---------- Dataset records

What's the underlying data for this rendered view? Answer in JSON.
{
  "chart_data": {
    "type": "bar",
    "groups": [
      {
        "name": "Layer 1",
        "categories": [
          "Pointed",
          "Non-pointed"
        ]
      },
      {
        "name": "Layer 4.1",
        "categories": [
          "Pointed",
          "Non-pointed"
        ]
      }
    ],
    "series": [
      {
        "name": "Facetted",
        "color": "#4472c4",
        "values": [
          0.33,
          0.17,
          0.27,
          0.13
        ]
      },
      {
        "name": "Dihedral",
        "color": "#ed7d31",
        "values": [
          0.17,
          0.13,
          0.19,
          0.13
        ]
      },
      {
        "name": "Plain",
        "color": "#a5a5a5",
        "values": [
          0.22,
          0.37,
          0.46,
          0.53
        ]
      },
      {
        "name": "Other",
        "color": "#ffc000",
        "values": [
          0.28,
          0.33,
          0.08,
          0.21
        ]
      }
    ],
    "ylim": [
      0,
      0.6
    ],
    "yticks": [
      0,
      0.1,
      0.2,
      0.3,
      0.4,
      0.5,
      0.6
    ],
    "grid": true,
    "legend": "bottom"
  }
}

--------------------

_Written exercise_.
Among the lines of the data, identify those with the word "name". Copy each of them.

_Written solution_.
        "name": "Layer 1",
        "name": "Layer 4.1",
        "name": "Facetted",
        "name": "Dihedral",
        "name": "Plain",
        "name": "Other",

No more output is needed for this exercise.